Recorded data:
** begin **

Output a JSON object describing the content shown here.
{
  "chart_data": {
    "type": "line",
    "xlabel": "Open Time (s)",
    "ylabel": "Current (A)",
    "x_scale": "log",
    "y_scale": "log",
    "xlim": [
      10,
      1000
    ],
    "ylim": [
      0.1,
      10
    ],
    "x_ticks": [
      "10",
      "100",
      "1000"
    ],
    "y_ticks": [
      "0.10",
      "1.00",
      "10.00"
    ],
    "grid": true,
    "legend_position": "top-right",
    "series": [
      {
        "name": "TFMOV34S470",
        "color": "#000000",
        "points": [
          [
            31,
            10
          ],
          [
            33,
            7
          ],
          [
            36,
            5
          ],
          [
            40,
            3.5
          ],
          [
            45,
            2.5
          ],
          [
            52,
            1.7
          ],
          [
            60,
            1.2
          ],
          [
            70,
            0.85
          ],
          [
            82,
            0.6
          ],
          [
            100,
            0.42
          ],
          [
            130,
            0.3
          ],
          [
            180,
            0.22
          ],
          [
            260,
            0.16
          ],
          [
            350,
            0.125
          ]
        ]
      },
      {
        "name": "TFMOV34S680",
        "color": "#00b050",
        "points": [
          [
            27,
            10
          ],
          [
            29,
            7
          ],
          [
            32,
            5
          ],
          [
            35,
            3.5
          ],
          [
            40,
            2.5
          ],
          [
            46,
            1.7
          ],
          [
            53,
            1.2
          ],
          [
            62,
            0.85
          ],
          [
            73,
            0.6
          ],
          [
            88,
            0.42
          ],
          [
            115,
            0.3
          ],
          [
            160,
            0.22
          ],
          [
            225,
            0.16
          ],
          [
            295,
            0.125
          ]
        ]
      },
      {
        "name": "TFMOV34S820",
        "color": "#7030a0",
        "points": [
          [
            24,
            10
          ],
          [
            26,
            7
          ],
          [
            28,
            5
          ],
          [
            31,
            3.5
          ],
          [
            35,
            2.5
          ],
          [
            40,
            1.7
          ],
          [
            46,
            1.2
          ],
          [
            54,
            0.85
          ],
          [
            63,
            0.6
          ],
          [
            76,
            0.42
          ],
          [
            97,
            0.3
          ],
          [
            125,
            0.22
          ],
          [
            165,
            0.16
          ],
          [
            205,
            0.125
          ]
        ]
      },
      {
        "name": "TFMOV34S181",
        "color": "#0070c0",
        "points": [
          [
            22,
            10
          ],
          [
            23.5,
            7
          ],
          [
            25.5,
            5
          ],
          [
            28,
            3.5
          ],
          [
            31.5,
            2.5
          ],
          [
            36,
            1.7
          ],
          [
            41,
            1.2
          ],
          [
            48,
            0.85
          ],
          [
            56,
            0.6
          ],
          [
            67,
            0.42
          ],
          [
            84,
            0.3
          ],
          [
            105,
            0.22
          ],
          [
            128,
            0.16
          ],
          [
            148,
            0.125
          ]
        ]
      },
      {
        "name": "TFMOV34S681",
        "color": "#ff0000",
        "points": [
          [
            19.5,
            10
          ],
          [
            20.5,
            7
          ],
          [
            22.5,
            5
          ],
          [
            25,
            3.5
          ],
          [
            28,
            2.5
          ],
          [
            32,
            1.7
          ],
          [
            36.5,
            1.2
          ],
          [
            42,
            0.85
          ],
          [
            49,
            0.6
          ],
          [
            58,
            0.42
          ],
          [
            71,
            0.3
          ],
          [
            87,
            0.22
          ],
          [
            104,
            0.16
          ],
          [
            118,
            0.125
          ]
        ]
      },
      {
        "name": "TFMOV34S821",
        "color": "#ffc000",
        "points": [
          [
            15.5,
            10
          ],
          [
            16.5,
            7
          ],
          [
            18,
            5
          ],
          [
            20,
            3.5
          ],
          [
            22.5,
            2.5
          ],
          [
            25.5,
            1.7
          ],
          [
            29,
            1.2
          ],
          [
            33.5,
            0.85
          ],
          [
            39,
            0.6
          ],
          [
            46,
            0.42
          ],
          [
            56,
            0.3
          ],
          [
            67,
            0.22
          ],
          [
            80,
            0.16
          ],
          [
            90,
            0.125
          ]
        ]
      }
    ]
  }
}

** end **
** begin **

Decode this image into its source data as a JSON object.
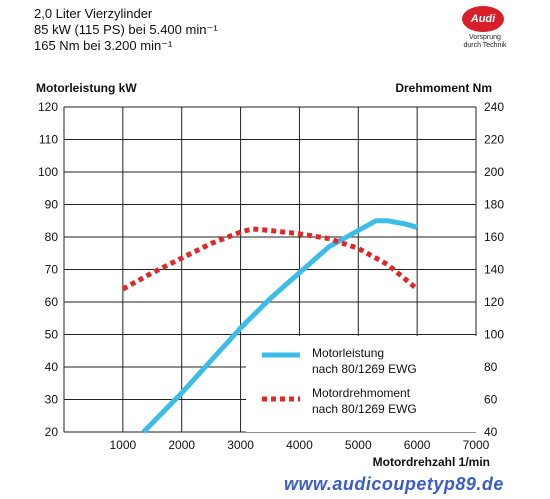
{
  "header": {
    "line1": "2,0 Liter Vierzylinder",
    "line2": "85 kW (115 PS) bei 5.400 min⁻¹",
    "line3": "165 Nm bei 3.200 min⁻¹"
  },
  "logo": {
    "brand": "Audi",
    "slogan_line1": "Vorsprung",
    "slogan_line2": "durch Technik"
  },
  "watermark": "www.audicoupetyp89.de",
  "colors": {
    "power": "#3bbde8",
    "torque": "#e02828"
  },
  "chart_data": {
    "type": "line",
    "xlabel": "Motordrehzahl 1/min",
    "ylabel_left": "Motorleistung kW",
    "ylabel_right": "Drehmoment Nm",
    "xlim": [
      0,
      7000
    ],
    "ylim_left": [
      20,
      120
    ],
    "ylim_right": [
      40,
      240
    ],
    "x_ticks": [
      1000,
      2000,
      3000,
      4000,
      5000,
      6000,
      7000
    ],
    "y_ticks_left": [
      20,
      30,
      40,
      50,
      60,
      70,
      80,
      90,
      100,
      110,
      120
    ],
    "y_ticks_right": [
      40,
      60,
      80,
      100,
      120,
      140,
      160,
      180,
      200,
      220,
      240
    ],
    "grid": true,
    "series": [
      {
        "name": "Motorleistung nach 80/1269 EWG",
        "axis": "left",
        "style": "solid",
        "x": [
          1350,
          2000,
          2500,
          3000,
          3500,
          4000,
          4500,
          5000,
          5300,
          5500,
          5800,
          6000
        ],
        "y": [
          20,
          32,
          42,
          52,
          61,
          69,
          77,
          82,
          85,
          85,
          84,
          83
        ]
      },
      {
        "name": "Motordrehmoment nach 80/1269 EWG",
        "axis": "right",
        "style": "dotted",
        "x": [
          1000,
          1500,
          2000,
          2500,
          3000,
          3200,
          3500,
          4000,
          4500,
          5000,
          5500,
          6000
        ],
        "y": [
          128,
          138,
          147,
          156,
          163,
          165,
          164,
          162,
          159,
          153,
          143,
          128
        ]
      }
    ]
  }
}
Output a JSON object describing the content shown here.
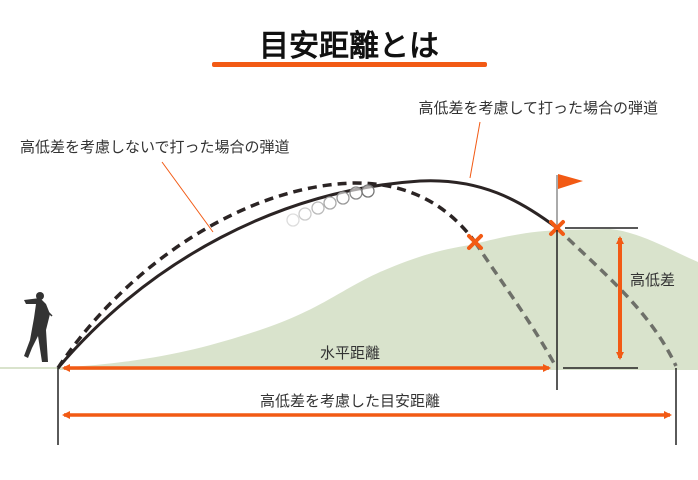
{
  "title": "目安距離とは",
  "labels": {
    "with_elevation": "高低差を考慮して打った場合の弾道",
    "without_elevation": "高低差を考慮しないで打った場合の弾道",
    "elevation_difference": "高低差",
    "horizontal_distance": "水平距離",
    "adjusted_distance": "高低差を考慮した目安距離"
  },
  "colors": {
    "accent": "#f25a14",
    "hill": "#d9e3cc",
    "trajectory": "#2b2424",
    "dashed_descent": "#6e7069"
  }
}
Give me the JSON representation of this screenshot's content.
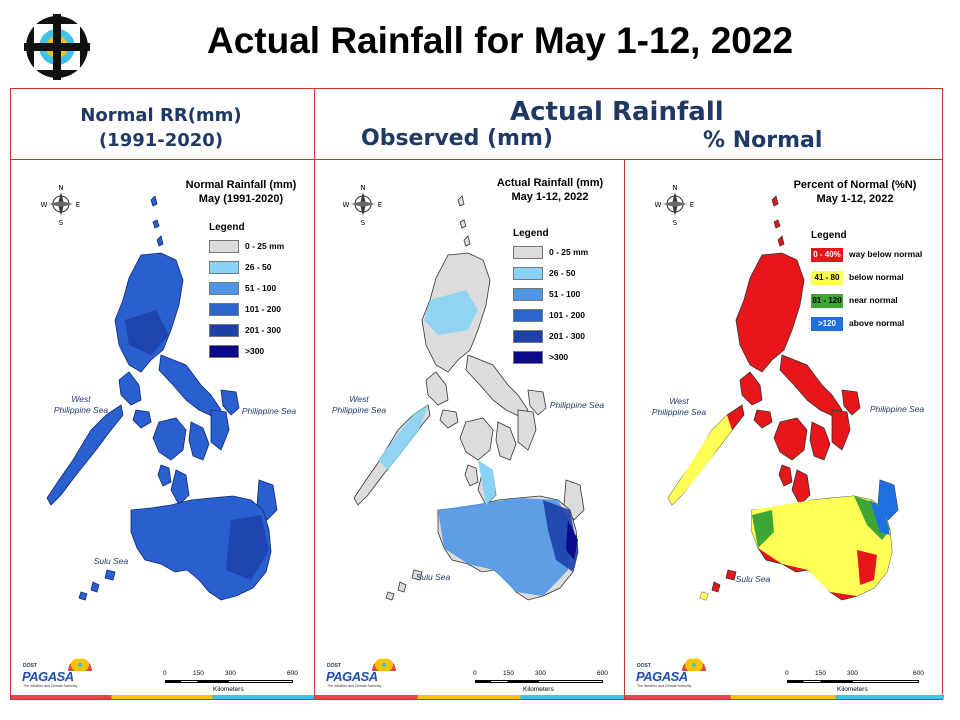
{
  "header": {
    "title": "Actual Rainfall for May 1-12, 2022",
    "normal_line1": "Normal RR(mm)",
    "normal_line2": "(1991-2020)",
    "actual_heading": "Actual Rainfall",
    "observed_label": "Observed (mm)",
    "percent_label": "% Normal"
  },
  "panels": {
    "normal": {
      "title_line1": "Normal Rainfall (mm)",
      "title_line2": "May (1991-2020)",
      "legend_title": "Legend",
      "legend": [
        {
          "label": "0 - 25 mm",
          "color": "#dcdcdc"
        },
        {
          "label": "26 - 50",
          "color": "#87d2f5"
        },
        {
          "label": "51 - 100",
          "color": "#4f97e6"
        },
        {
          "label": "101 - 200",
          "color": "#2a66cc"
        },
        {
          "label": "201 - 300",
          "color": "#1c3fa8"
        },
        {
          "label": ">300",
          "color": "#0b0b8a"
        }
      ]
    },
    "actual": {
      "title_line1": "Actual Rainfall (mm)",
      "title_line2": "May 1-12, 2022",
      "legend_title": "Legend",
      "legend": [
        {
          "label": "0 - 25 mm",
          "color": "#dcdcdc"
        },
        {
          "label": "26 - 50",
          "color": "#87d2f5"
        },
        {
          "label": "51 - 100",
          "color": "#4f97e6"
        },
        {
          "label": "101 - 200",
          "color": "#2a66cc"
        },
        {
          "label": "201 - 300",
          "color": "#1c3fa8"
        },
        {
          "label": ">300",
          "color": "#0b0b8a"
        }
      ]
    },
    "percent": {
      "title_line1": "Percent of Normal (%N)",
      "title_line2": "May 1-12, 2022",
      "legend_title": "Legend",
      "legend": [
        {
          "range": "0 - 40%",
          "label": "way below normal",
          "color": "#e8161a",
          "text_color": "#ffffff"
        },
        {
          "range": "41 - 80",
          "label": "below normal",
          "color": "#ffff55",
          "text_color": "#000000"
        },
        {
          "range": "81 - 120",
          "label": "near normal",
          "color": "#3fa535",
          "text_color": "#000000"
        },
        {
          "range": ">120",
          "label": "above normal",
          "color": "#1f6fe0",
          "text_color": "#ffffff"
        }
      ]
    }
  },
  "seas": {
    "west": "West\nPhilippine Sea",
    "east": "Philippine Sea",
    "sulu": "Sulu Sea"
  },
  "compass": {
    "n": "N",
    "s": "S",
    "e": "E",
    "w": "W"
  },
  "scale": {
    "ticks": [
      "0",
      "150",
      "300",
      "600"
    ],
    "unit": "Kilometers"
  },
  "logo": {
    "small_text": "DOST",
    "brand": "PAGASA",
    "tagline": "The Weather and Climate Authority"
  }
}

** end **

# [THE PROBLEM]
Look through the data and show every line containing "name".

# [WORKED ANSWER]
        "name": "TFMOV34S470",
        "name": "TFMOV34S680",
        "name": "TFMOV34S820",
        "name": "TFMOV34S181",
        "name": "TFMOV34S681",
        "name": "TFMOV34S821",
        "name": "Motorleistung nach 80/1269 EWG",
        "name": "Motordrehmoment nach 80/1269 EWG",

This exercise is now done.